[Given records]
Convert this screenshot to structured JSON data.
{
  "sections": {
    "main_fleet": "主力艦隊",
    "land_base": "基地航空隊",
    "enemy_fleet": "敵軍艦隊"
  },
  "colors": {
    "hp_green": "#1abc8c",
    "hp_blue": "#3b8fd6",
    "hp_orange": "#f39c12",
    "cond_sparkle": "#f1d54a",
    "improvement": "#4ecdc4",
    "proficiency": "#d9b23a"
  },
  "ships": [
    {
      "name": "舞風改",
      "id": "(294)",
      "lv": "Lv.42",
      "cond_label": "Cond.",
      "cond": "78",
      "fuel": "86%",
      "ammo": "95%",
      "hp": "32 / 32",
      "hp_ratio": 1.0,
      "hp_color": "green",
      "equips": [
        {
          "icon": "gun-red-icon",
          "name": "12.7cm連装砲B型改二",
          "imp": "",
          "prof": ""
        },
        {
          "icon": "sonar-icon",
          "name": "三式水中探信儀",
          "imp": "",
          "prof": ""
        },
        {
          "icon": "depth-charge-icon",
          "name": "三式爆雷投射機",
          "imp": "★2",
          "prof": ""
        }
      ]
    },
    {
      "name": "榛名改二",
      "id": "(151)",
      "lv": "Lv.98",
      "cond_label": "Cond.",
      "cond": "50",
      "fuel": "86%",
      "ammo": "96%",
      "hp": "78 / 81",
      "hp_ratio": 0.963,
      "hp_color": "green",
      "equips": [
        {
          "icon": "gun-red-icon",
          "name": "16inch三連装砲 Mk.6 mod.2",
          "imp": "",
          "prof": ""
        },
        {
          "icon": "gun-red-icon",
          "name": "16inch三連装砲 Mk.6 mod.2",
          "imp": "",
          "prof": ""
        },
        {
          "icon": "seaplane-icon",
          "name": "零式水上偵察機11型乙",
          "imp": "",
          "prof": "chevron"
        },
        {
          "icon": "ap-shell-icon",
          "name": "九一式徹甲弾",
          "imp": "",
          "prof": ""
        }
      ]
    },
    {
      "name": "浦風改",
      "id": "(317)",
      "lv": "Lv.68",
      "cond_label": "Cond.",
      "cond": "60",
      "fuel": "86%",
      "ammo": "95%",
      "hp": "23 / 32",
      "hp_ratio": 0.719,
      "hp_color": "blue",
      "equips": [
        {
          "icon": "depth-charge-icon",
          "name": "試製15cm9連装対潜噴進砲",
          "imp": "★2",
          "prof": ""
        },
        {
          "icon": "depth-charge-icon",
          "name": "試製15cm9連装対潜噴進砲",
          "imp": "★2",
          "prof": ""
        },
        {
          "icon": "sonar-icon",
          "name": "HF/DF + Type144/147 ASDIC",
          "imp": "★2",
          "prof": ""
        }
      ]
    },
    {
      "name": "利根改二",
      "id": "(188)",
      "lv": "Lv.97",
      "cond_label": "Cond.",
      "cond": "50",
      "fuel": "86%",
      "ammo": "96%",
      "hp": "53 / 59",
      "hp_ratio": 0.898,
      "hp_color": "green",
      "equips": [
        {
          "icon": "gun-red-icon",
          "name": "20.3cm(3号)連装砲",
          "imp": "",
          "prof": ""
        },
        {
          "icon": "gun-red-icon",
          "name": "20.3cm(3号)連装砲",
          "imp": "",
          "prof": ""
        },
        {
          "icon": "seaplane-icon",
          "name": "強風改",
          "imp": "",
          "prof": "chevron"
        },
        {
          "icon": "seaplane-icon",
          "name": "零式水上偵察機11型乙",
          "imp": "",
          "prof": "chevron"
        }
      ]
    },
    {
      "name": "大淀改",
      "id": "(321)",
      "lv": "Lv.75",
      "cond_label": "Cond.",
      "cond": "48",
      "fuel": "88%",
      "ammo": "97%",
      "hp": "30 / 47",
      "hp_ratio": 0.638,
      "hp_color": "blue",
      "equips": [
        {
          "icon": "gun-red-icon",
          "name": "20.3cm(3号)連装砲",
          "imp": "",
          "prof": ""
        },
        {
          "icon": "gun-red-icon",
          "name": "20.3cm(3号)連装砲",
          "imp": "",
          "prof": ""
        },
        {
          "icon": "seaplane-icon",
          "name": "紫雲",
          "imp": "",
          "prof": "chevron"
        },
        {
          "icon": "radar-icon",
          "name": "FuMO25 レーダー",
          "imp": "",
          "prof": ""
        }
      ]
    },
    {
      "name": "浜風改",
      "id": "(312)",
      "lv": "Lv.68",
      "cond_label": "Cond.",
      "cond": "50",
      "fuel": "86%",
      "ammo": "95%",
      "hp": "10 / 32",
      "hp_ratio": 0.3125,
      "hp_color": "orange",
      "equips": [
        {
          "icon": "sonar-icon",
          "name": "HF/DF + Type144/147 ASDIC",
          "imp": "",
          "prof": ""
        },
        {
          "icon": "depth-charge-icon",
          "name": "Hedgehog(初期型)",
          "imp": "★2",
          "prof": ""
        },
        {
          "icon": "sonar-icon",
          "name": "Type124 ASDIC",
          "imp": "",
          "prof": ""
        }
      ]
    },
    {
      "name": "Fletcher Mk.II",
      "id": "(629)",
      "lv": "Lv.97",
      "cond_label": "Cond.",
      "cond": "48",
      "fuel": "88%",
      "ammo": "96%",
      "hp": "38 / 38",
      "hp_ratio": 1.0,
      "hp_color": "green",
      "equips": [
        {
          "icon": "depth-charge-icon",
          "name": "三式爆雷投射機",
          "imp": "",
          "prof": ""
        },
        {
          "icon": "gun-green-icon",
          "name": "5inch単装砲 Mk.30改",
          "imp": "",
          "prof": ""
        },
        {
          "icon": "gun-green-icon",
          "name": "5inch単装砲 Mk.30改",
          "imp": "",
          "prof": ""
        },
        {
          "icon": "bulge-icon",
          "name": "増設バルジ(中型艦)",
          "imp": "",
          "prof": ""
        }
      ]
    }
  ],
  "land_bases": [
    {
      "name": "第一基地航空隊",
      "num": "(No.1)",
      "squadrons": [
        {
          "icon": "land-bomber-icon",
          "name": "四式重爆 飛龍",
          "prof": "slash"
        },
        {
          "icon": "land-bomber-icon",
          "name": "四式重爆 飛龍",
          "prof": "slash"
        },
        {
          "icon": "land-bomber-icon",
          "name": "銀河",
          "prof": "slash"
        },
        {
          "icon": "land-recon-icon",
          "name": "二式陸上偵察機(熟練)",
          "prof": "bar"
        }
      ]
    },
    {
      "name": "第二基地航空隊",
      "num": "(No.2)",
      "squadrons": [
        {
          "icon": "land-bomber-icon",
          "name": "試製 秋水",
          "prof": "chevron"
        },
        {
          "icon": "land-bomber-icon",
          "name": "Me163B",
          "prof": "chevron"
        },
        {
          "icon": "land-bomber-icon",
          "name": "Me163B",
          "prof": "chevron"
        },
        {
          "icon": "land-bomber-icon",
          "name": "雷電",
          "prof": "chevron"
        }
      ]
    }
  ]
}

[Task directions]
Write out the full set of records exactly as given.

[Correct result]
Convert this screenshot to structured JSON data.
{
  "sections": {
    "main_fleet": "主力艦隊",
    "land_base": "基地航空隊",
    "enemy_fleet": "敵軍艦隊"
  },
  "colors": {
    "hp_green": "#1abc8c",
    "hp_blue": "#3b8fd6",
    "hp_orange": "#f39c12",
    "cond_sparkle": "#f1d54a",
    "improvement": "#4ecdc4",
    "proficiency": "#d9b23a"
  },
  "ships": [
    {
      "name": "舞風改",
      "id": "(294)",
      "lv": "Lv.42",
      "cond_label": "Cond.",
      "cond": "78",
      "fuel": "86%",
      "ammo": "95%",
      "hp": "32 / 32",
      "hp_ratio": 1.0,
      "hp_color": "green",
      "equips": [
        {
          "icon": "gun-red-icon",
          "name": "12.7cm連装砲B型改二",
          "imp": "",
          "prof": ""
        },
        {
          "icon": "sonar-icon",
          "name": "三式水中探信儀",
          "imp": "",
          "prof": ""
        },
        {
          "icon": "depth-charge-icon",
          "name": "三式爆雷投射機",
          "imp": "★2",
          "prof": ""
        }
      ]
    },
    {
      "name": "榛名改二",
      "id": "(151)",
      "lv": "Lv.98",
      "cond_label": "Cond.",
      "cond": "50",
      "fuel": "86%",
      "ammo": "96%",
      "hp": "78 / 81",
      "hp_ratio": 0.963,
      "hp_color": "green",
      "equips": [
        {
          "icon": "gun-red-icon",
          "name": "16inch三連装砲 Mk.6 mod.2",
          "imp": "",
          "prof": ""
        },
        {
          "icon": "gun-red-icon",
          "name": "16inch三連装砲 Mk.6 mod.2",
          "imp": "",
          "prof": ""
        },
        {
          "icon": "seaplane-icon",
          "name": "零式水上偵察機11型乙",
          "imp": "",
          "prof": "chevron"
        },
        {
          "icon": "ap-shell-icon",
          "name": "九一式徹甲弾",
          "imp": "",
          "prof": ""
        }
      ]
    },
    {
      "name": "浦風改",
      "id": "(317)",
      "lv": "Lv.68",
      "cond_label": "Cond.",
      "cond": "60",
      "fuel": "86%",
      "ammo": "95%",
      "hp": "23 / 32",
      "hp_ratio": 0.719,
      "hp_color": "blue",
      "equips": [
        {
          "icon": "depth-charge-icon",
          "name": "試製15cm9連装対潜噴進砲",
          "imp": "★2",
          "prof": ""
        },
        {
          "icon": "depth-charge-icon",
          "name": "試製15cm9連装対潜噴進砲",
          "imp": "★2",
          "prof": ""
        },
        {
          "icon": "sonar-icon",
          "name": "HF/DF + Type144/147 ASDIC",
          "imp": "★2",
          "prof": ""
        }
      ]
    },
    {
      "name": "利根改二",
      "id": "(188)",
      "lv": "Lv.97",
      "cond_label": "Cond.",
      "cond": "50",
      "fuel": "86%",
      "ammo": "96%",
      "hp": "53 / 59",
      "hp_ratio": 0.898,
      "hp_color": "green",
      "equips": [
        {
          "icon": "gun-red-icon",
          "name": "20.3cm(3号)連装砲",
          "imp": "",
          "prof": ""
        },
        {
          "icon": "gun-red-icon",
          "name": "20.3cm(3号)連装砲",
          "imp": "",
          "prof": ""
        },
        {
          "icon": "seaplane-icon",
          "name": "強風改",
          "imp": "",
          "prof": "chevron"
        },
        {
          "icon": "seaplane-icon",
          "name": "零式水上偵察機11型乙",
          "imp": "",
          "prof": "chevron"
        }
      ]
    },
    {
      "name": "大淀改",
      "id": "(321)",
      "lv": "Lv.75",
      "cond_label": "Cond.",
      "cond": "48",
      "fuel": "88%",
      "ammo": "97%",
      "hp": "30 / 47",
      "hp_ratio": 0.638,
      "hp_color": "blue",
      "equips": [
        {
          "icon": "gun-red-icon",
          "name": "20.3cm(3号)連装砲",
          "imp": "",
          "prof": ""
        },
        {
          "icon": "gun-red-icon",
          "name": "20.3cm(3号)連装砲",
          "imp": "",
          "prof": ""
        },
        {
          "icon": "seaplane-icon",
          "name": "紫雲",
          "imp": "",
          "prof": "chevron"
        },
        {
          "icon": "radar-icon",
          "name": "FuMO25 レーダー",
          "imp": "",
          "prof": ""
        }
      ]
    },
    {
      "name": "浜風改",
      "id": "(312)",
      "lv": "Lv.68",
      "cond_label": "Cond.",
      "cond": "50",
      "fuel": "86%",
      "ammo": "95%",
      "hp": "10 / 32",
      "hp_ratio": 0.3125,
      "hp_color": "orange",
      "equips": [
        {
          "icon": "sonar-icon",
          "name": "HF/DF + Type144/147 ASDIC",
          "imp": "",
          "prof": ""
        },
        {
          "icon": "depth-charge-icon",
          "name": "Hedgehog(初期型)",
          "imp": "★2",
          "prof": ""
        },
        {
          "icon": "sonar-icon",
          "name": "Type124 ASDIC",
          "imp": "",
          "prof": ""
        }
      ]
    },
    {
      "name": "Fletcher Mk.II",
      "id": "(629)",
      "lv": "Lv.97",
      "cond_label": "Cond.",
      "cond": "48",
      "fuel": "88%",
      "ammo": "96%",
      "hp": "38 / 38",
      "hp_ratio": 1.0,
      "hp_color": "green",
      "equips": [
        {
          "icon": "depth-charge-icon",
          "name": "三式爆雷投射機",
          "imp": "",
          "prof": ""
        },
        {
          "icon": "gun-green-icon",
          "name": "5inch単装砲 Mk.30改",
          "imp": "",
          "prof": ""
        },
        {
          "icon": "gun-green-icon",
          "name": "5inch単装砲 Mk.30改",
          "imp": "",
          "prof": ""
        },
        {
          "icon": "bulge-icon",
          "name": "増設バルジ(中型艦)",
          "imp": "",
          "prof": ""
        }
      ]
    }
  ],
  "land_bases": [
    {
      "name": "第一基地航空隊",
      "num": "(No.1)",
      "squadrons": [
        {
          "icon": "land-bomber-icon",
          "name": "四式重爆 飛龍",
          "prof": "slash"
        },
        {
          "icon": "land-bomber-icon",
          "name": "四式重爆 飛龍",
          "prof": "slash"
        },
        {
          "icon": "land-bomber-icon",
          "name": "銀河",
          "prof": "slash"
        },
        {
          "icon": "land-recon-icon",
          "name": "二式陸上偵察機(熟練)",
          "prof": "bar"
        }
      ]
    },
    {
      "name": "第二基地航空隊",
      "num": "(No.2)",
      "squadrons": [
        {
          "icon": "land-bomber-icon",
          "name": "試製 秋水",
          "prof": "chevron"
        },
        {
          "icon": "land-bomber-icon",
          "name": "Me163B",
          "prof": "chevron"
        },
        {
          "icon": "land-bomber-icon",
          "name": "Me163B",
          "prof": "chevron"
        },
        {
          "icon": "land-bomber-icon",
          "name": "雷電",
          "prof": "chevron"
        }
      ]
    }
  ]
}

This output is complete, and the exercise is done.